◆ **Task instructions**
Copy out the data below verbatim.

◆ **Recorded data**
---+---
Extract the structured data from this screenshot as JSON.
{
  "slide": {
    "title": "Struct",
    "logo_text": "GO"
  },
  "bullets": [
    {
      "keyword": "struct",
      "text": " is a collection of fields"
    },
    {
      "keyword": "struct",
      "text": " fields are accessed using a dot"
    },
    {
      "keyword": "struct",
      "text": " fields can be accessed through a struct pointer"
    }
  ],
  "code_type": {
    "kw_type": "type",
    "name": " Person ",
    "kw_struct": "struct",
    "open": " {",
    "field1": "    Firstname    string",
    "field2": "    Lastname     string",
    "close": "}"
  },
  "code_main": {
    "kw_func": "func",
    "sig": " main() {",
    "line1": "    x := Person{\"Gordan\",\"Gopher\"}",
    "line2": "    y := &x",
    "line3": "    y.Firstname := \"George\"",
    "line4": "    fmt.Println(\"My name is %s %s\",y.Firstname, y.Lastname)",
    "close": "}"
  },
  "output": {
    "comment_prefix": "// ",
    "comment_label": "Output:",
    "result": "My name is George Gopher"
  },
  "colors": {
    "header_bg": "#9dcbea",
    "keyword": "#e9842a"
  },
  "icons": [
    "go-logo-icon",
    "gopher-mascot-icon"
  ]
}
---+---
◆ **Written solution**
Extract the structured data from this screenshot as JSON.
{
  "slide": {
    "title": "Struct",
    "logo_text": "GO"
  },
  "bullets": [
    {
      "keyword": "struct",
      "text": " is a collection of fields"
    },
    {
      "keyword": "struct",
      "text": " fields are accessed using a dot"
    },
    {
      "keyword": "struct",
      "text": " fields can be accessed through a struct pointer"
    }
  ],
  "code_type": {
    "kw_type": "type",
    "name": " Person ",
    "kw_struct": "struct",
    "open": " {",
    "field1": "    Firstname    string",
    "field2": "    Lastname     string",
    "close": "}"
  },
  "code_main": {
    "kw_func": "func",
    "sig": " main() {",
    "line1": "    x := Person{\"Gordan\",\"Gopher\"}",
    "line2": "    y := &x",
    "line3": "    y.Firstname := \"George\"",
    "line4": "    fmt.Println(\"My name is %s %s\",y.Firstname, y.Lastname)",
    "close": "}"
  },
  "output": {
    "comment_prefix": "// ",
    "comment_label": "Output:",
    "result": "My name is George Gopher"
  },
  "colors": {
    "header_bg": "#9dcbea",
    "keyword": "#e9842a"
  },
  "icons": [
    "go-logo-icon",
    "gopher-mascot-icon"
  ]
}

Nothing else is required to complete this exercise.